#### AVAILABLE DATA ####
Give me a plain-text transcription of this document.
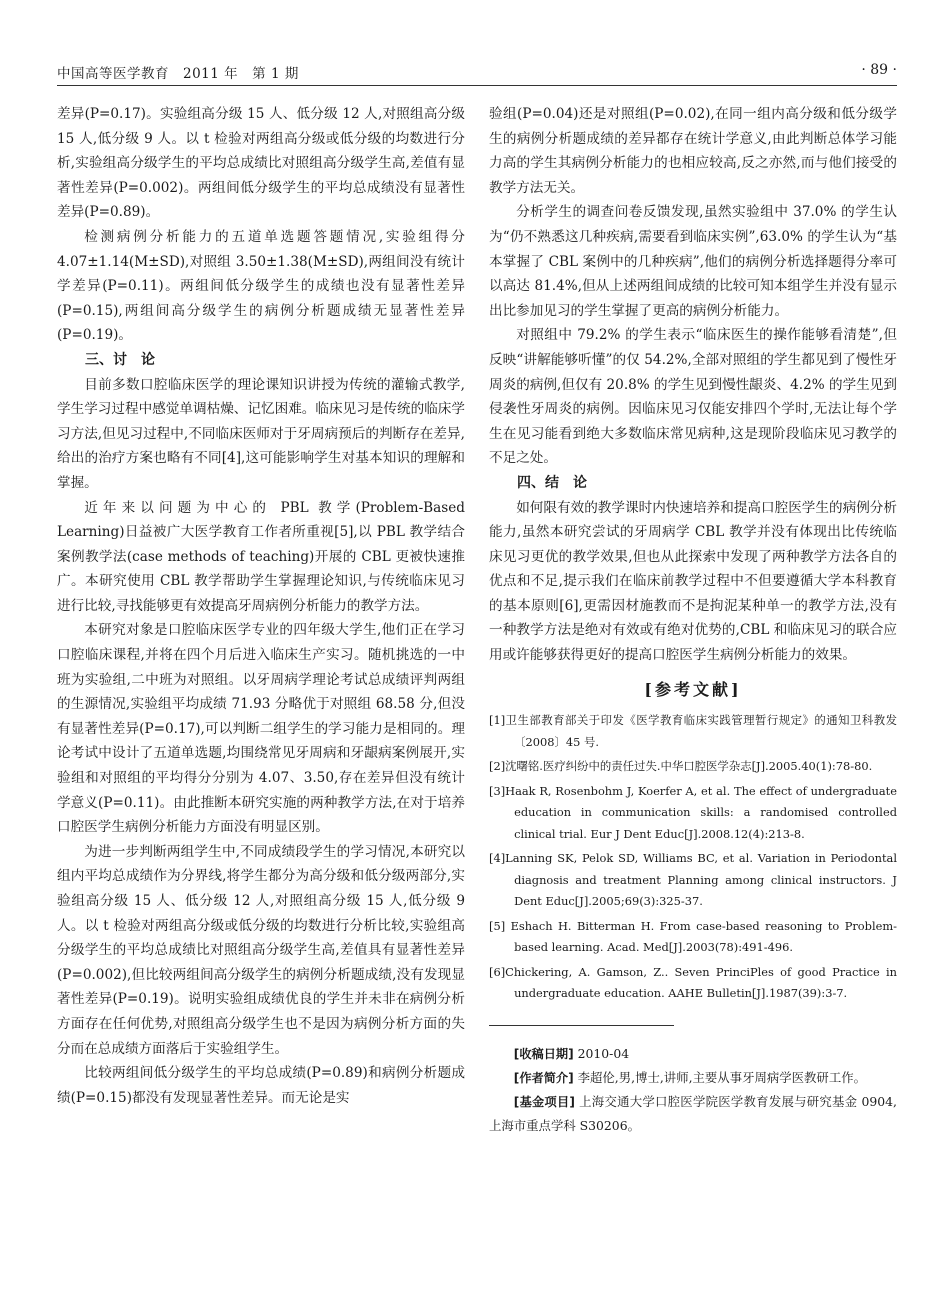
中国高等医学教育　2011 年　第 1 期	· 89 ·

差异(P=0.17)。实验组高分级 15 人、低分级 12 人,对照组高分级 15 人,低分级 9 人。以 t 检验对两组高分级或低分级的均数进行分析,实验组高分级学生的平均总成绩比对照组高分级学生高,差值有显著性差异(P=0.002)。两组间低分级学生的平均总成绩没有显著性差异(P=0.89)。

检测病例分析能力的五道单选题答题情况,实验组得分 4.07±1.14(M±SD),对照组 3.50±1.38(M±SD),两组间没有统计学差异(P=0.11)。两组间低分级学生的成绩也没有显著性差异(P=0.15),两组间高分级学生的病例分析题成绩无显著性差异(P=0.19)。

三、讨　论

目前多数口腔临床医学的理论课知识讲授为传统的灌输式教学,学生学习过程中感觉单调枯燥、记忆困难。临床见习是传统的临床学习方法,但见习过程中,不同临床医师对于牙周病预后的判断存在差异,给出的治疗方案也略有不同[4],这可能影响学生对基本知识的理解和掌握。

近年来以问题为中心的 PBL 教学(Problem-Based Learning)日益被广大医学教育工作者所重视[5],以 PBL 教学结合案例教学法(case methods of teaching)开展的 CBL 更被快速推广。本研究使用 CBL 教学帮助学生掌握理论知识,与传统临床见习进行比较,寻找能够更有效提高牙周病例分析能力的教学方法。

本研究对象是口腔临床医学专业的四年级大学生,他们正在学习口腔临床课程,并将在四个月后进入临床生产实习。随机挑选的一中班为实验组,二中班为对照组。以牙周病学理论考试总成绩评判两组的生源情况,实验组平均成绩 71.93 分略优于对照组 68.58 分,但没有显著性差异(P=0.17),可以判断二组学生的学习能力是相同的。理论考试中设计了五道单选题,均围绕常见牙周病和牙龈病案例展开,实验组和对照组的平均得分分别为 4.07、3.50,存在差异但没有统计学意义(P=0.11)。由此推断本研究实施的两种教学方法,在对于培养口腔医学生病例分析能力方面没有明显区别。

为进一步判断两组学生中,不同成绩段学生的学习情况,本研究以组内平均总成绩作为分界线,将学生都分为高分级和低分级两部分,实验组高分级 15 人、低分级 12 人,对照组高分级 15 人,低分级 9 人。以 t 检验对两组高分级或低分级的均数进行分析比较,实验组高分级学生的平均总成绩比对照组高分级学生高,差值具有显著性差异(P=0.002),但比较两组间高分级学生的病例分析题成绩,没有发现显著性差异(P=0.19)。说明实验组成绩优良的学生并未非在病例分析方面存在任何优势,对照组高分级学生也不是因为病例分析方面的失分而在总成绩方面落后于实验组学生。

比较两组间低分级学生的平均总成绩(P=0.89)和病例分析题成绩(P=0.15)都没有发现显著性差异。而无论是实

验组(P=0.04)还是对照组(P=0.02),在同一组内高分级和低分级学生的病例分析题成绩的差异都存在统计学意义,由此判断总体学习能力高的学生其病例分析能力的也相应较高,反之亦然,而与他们接受的教学方法无关。

分析学生的调查问卷反馈发现,虽然实验组中 37.0% 的学生认为“仍不熟悉这几种疾病,需要看到临床实例”,63.0% 的学生认为“基本掌握了 CBL 案例中的几种疾病”,他们的病例分析选择题得分率可以高达 81.4%,但从上述两组间成绩的比较可知本组学生并没有显示出比参加见习的学生掌握了更高的病例分析能力。

对照组中 79.2% 的学生表示“临床医生的操作能够看清楚”,但反映“讲解能够听懂”的仅 54.2%,全部对照组的学生都见到了慢性牙周炎的病例,但仅有 20.8% 的学生见到慢性龈炎、4.2% 的学生见到侵袭性牙周炎的病例。因临床见习仅能安排四个学时,无法让每个学生在见习能看到绝大多数临床常见病种,这是现阶段临床见习教学的不足之处。

四、结　论

如何限有效的教学课时内快速培养和提高口腔医学生的病例分析能力,虽然本研究尝试的牙周病学 CBL 教学并没有体现出比传统临床见习更优的教学效果,但也从此探索中发现了两种教学方法各自的优点和不足,提示我们在临床前教学过程中不但要遵循大学本科教育的基本原则[6],更需因材施教而不是拘泥某种单一的教学方法,没有一种教学方法是绝对有效或有绝对优势的,CBL 和临床见习的联合应用或许能够获得更好的提高口腔医学生病例分析能力的效果。

[参考文献]
[1]卫生部教育部关于印发《医学教育临床实践管理暂行规定》的通知卫科教发〔2008〕45 号.
[2]沈曙铭.医疗纠纷中的责任过失.中华口腔医学杂志[J].2005.40(1):78-80.
[3]Haak R, Rosenbohm J, Koerfer A, et al. The effect of undergraduate education in communication skills: a randomised controlled clinical trial. Eur J Dent Educ[J].2008.12(4):213-8.
[4]Lanning SK, Pelok SD, Williams BC, et al. Variation in Periodontal diagnosis and treatment Planning among clinical instructors. J Dent Educ[J].2005;69(3):325-37.
[5] Eshach H. Bitterman H. From case-based reasoning to Problem-based learning. Acad. Med[J].2003(78):491-496.
[6]Chickering, A. Gamson, Z.. Seven PrinciPles of good Practice in undergraduate education. AAHE Bulletin[J].1987(39):3-7.

[收稿日期] 2010-04

[作者简介] 李超伦,男,博士,讲师,主要从事牙周病学医教研工作。

[基金项目] 上海交通大学口腔医学院医学教育发展与研究基金 0904,上海市重点学科 S30206。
####
:: WHAT YOU HAVE TO DO ::
Reply with the number of lines in the data that include the string "undergraduate" and nothing else.

:: FINISHED TASK ::
2